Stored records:

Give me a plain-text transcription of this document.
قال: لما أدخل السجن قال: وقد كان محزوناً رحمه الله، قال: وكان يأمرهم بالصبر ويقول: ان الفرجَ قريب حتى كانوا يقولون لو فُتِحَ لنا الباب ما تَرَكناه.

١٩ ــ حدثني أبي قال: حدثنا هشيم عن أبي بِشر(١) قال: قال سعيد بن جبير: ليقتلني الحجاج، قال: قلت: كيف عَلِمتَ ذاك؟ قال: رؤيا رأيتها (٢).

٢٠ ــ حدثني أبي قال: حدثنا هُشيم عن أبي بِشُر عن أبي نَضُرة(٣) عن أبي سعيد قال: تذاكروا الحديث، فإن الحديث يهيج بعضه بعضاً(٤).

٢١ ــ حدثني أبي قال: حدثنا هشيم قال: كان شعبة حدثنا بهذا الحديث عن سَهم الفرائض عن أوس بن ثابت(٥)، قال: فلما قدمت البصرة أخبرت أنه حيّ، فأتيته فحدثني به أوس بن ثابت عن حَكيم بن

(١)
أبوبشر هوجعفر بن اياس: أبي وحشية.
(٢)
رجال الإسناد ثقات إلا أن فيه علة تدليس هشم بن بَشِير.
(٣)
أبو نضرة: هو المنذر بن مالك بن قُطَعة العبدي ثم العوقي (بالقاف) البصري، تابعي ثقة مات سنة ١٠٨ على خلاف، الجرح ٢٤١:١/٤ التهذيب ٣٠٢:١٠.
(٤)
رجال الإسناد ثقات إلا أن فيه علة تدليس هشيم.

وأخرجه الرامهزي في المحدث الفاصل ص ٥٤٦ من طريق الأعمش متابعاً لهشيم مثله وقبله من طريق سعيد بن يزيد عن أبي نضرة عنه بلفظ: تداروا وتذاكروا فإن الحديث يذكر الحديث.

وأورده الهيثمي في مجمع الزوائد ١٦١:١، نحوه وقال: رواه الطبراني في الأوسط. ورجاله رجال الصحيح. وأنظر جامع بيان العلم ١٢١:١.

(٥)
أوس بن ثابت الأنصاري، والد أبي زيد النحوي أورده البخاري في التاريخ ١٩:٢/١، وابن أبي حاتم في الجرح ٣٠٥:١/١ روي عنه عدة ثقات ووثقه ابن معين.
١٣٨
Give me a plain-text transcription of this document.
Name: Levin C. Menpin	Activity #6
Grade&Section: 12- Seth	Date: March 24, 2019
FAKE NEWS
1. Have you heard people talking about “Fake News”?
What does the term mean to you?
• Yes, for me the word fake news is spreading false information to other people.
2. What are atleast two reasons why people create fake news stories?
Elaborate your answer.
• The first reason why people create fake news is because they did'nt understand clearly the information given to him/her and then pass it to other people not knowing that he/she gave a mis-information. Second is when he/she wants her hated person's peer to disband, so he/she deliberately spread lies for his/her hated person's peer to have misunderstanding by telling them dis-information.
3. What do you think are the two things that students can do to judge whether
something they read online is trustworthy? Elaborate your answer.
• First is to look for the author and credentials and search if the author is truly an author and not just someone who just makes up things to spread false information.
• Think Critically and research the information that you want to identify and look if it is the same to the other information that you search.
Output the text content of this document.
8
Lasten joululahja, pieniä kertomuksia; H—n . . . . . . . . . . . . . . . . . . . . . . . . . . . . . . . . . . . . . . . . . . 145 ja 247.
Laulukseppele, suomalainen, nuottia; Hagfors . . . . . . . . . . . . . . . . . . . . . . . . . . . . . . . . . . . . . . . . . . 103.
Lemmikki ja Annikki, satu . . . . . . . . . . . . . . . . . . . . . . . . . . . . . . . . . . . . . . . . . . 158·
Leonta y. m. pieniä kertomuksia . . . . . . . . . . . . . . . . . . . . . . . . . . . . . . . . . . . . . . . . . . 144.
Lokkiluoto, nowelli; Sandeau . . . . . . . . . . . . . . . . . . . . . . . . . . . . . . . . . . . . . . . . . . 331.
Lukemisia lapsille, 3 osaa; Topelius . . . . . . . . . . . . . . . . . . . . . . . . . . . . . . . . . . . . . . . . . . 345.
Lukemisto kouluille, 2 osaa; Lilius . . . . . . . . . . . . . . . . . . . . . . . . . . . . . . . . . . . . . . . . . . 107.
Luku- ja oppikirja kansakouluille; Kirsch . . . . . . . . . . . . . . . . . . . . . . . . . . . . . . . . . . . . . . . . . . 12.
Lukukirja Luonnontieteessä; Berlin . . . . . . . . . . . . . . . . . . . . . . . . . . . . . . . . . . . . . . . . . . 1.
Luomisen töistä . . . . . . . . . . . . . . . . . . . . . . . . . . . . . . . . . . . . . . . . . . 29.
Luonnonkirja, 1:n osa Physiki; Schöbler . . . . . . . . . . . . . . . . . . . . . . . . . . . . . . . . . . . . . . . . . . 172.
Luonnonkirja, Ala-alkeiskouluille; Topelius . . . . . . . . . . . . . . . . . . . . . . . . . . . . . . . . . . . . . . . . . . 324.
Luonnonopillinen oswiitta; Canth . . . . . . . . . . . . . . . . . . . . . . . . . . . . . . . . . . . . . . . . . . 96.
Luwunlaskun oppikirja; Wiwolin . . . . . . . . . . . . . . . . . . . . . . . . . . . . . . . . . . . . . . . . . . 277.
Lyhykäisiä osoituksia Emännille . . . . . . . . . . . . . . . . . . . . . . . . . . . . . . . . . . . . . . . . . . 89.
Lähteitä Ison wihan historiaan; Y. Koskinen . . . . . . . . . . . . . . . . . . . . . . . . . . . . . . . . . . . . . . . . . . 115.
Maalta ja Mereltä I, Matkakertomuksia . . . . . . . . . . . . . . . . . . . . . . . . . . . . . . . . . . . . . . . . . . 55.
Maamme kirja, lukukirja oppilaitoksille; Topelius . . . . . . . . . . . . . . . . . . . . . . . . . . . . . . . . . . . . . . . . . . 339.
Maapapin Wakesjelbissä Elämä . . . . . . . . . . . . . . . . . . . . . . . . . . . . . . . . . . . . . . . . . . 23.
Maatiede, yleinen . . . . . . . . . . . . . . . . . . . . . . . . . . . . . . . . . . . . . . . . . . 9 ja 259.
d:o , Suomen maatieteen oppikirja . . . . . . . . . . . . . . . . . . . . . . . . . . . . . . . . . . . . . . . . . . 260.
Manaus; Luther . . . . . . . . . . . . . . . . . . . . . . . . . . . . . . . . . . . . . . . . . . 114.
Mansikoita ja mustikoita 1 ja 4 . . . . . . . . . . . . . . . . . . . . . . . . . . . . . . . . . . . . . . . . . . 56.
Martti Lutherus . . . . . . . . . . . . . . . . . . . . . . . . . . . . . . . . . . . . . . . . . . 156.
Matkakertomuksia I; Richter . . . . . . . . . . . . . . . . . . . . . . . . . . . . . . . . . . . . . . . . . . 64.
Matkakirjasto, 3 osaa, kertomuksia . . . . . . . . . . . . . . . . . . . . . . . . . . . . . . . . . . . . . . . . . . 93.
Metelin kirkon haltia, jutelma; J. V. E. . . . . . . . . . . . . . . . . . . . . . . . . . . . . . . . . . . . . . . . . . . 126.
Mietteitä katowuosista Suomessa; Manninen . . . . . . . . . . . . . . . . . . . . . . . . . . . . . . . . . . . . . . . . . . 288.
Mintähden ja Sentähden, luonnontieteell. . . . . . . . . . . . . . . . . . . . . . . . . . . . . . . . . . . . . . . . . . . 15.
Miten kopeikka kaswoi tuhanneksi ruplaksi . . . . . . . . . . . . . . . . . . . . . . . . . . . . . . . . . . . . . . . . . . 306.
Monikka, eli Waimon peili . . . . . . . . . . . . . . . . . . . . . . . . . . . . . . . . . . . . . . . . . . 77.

### EXERCISE GOAL
Write out the material exactly as given.

### SOLUTION
Give me a plain-text transcription of this document.
قال: لما أدخل السجن قال: وقد كان محزوناً رحمه الله، قال: وكان يأمرهم بالصبر ويقول: ان الفرجَ قريب حتى كانوا يقولون لو فُتِحَ لنا الباب ما تَرَكناه.

١٩ ــ حدثني أبي قال: حدثنا هشيم عن أبي بِشر(١) قال: قال سعيد بن جبير: ليقتلني الحجاج، قال: قلت: كيف عَلِمتَ ذاك؟ قال: رؤيا رأيتها (٢).

٢٠ ــ حدثني أبي قال: حدثنا هُشيم عن أبي بِشُر عن أبي نَضُرة(٣) عن أبي سعيد قال: تذاكروا الحديث، فإن الحديث يهيج بعضه بعضاً(٤).

٢١ ــ حدثني أبي قال: حدثنا هشيم قال: كان شعبة حدثنا بهذا الحديث عن سَهم الفرائض عن أوس بن ثابت(٥)، قال: فلما قدمت البصرة أخبرت أنه حيّ، فأتيته فحدثني به أوس بن ثابت عن حَكيم بن

(١)
أبوبشر هوجعفر بن اياس: أبي وحشية.
(٢)
رجال الإسناد ثقات إلا أن فيه علة تدليس هشم بن بَشِير.
(٣)
أبو نضرة: هو المنذر بن مالك بن قُطَعة العبدي ثم العوقي (بالقاف) البصري، تابعي ثقة مات سنة ١٠٨ على خلاف، الجرح ٢٤١:١/٤ التهذيب ٣٠٢:١٠.
(٤)
رجال الإسناد ثقات إلا أن فيه علة تدليس هشيم.

وأخرجه الرامهزي في المحدث الفاصل ص ٥٤٦ من طريق الأعمش متابعاً لهشيم مثله وقبله من طريق سعيد بن يزيد عن أبي نضرة عنه بلفظ: تداروا وتذاكروا فإن الحديث يذكر الحديث.

وأورده الهيثمي في مجمع الزوائد ١٦١:١، نحوه وقال: رواه الطبراني في الأوسط. ورجاله رجال الصحيح. وأنظر جامع بيان العلم ١٢١:١.

(٥)
أوس بن ثابت الأنصاري، والد أبي زيد النحوي أورده البخاري في التاريخ ١٩:٢/١، وابن أبي حاتم في الجرح ٣٠٥:١/١ روي عنه عدة ثقات ووثقه ابن معين.
١٣٨
Give me a plain-text transcription of this document.
Name: Levin C. Menpin	Activity #6
Grade&Section: 12- Seth	Date: March 24, 2019
FAKE NEWS
1. Have you heard people talking about “Fake News”?
What does the term mean to you?
• Yes, for me the word fake news is spreading false information to other people.
2. What are atleast two reasons why people create fake news stories?
Elaborate your answer.
• The first reason why people create fake news is because they did'nt understand clearly the information given to him/her and then pass it to other people not knowing that he/she gave a mis-information. Second is when he/she wants her hated person's peer to disband, so he/she deliberately spread lies for his/her hated person's peer to have misunderstanding by telling them dis-information.
3. What do you think are the two things that students can do to judge whether
something they read online is trustworthy? Elaborate your answer.
• First is to look for the author and credentials and search if the author is truly an author and not just someone who just makes up things to spread false information.
• Think Critically and research the information that you want to identify and look if it is the same to the other information that you search.
Output the text content of this document.
8
Lasten joululahja, pieniä kertomuksia; H—n . . . . . . . . . . . . . . . . . . . . . . . . . . . . . . . . . . . . . . . . . . 145 ja 247.
Laulukseppele, suomalainen, nuottia; Hagfors . . . . . . . . . . . . . . . . . . . . . . . . . . . . . . . . . . . . . . . . . . 103.
Lemmikki ja Annikki, satu . . . . . . . . . . . . . . . . . . . . . . . . . . . . . . . . . . . . . . . . . . 158·
Leonta y. m. pieniä kertomuksia . . . . . . . . . . . . . . . . . . . . . . . . . . . . . . . . . . . . . . . . . . 144.
Lokkiluoto, nowelli; Sandeau . . . . . . . . . . . . . . . . . . . . . . . . . . . . . . . . . . . . . . . . . . 331.
Lukemisia lapsille, 3 osaa; Topelius . . . . . . . . . . . . . . . . . . . . . . . . . . . . . . . . . . . . . . . . . . 345.
Lukemisto kouluille, 2 osaa; Lilius . . . . . . . . . . . . . . . . . . . . . . . . . . . . . . . . . . . . . . . . . . 107.
Luku- ja oppikirja kansakouluille; Kirsch . . . . . . . . . . . . . . . . . . . . . . . . . . . . . . . . . . . . . . . . . . 12.
Lukukirja Luonnontieteessä; Berlin . . . . . . . . . . . . . . . . . . . . . . . . . . . . . . . . . . . . . . . . . . 1.
Luomisen töistä . . . . . . . . . . . . . . . . . . . . . . . . . . . . . . . . . . . . . . . . . . 29.
Luonnonkirja, 1:n osa Physiki; Schöbler . . . . . . . . . . . . . . . . . . . . . . . . . . . . . . . . . . . . . . . . . . 172.
Luonnonkirja, Ala-alkeiskouluille; Topelius . . . . . . . . . . . . . . . . . . . . . . . . . . . . . . . . . . . . . . . . . . 324.
Luonnonopillinen oswiitta; Canth . . . . . . . . . . . . . . . . . . . . . . . . . . . . . . . . . . . . . . . . . . 96.
Luwunlaskun oppikirja; Wiwolin . . . . . . . . . . . . . . . . . . . . . . . . . . . . . . . . . . . . . . . . . . 277.
Lyhykäisiä osoituksia Emännille . . . . . . . . . . . . . . . . . . . . . . . . . . . . . . . . . . . . . . . . . . 89.
Lähteitä Ison wihan historiaan; Y. Koskinen . . . . . . . . . . . . . . . . . . . . . . . . . . . . . . . . . . . . . . . . . . 115.
Maalta ja Mereltä I, Matkakertomuksia . . . . . . . . . . . . . . . . . . . . . . . . . . . . . . . . . . . . . . . . . . 55.
Maamme kirja, lukukirja oppilaitoksille; Topelius . . . . . . . . . . . . . . . . . . . . . . . . . . . . . . . . . . . . . . . . . . 339.
Maapapin Wakesjelbissä Elämä . . . . . . . . . . . . . . . . . . . . . . . . . . . . . . . . . . . . . . . . . . 23.
Maatiede, yleinen . . . . . . . . . . . . . . . . . . . . . . . . . . . . . . . . . . . . . . . . . . 9 ja 259.
d:o , Suomen maatieteen oppikirja . . . . . . . . . . . . . . . . . . . . . . . . . . . . . . . . . . . . . . . . . . 260.
Manaus; Luther . . . . . . . . . . . . . . . . . . . . . . . . . . . . . . . . . . . . . . . . . . 114.
Mansikoita ja mustikoita 1 ja 4 . . . . . . . . . . . . . . . . . . . . . . . . . . . . . . . . . . . . . . . . . . 56.
Martti Lutherus . . . . . . . . . . . . . . . . . . . . . . . . . . . . . . . . . . . . . . . . . . 156.
Matkakertomuksia I; Richter . . . . . . . . . . . . . . . . . . . . . . . . . . . . . . . . . . . . . . . . . . 64.
Matkakirjasto, 3 osaa, kertomuksia . . . . . . . . . . . . . . . . . . . . . . . . . . . . . . . . . . . . . . . . . . 93.
Metelin kirkon haltia, jutelma; J. V. E. . . . . . . . . . . . . . . . . . . . . . . . . . . . . . . . . . . . . . . . . . . 126.
Mietteitä katowuosista Suomessa; Manninen . . . . . . . . . . . . . . . . . . . . . . . . . . . . . . . . . . . . . . . . . . 288.
Mintähden ja Sentähden, luonnontieteell. . . . . . . . . . . . . . . . . . . . . . . . . . . . . . . . . . . . . . . . . . . 15.
Miten kopeikka kaswoi tuhanneksi ruplaksi . . . . . . . . . . . . . . . . . . . . . . . . . . . . . . . . . . . . . . . . . . 306.
Monikka, eli Waimon peili . . . . . . . . . . . . . . . . . . . . . . . . . . . . . . . . . . . . . . . . . . 77.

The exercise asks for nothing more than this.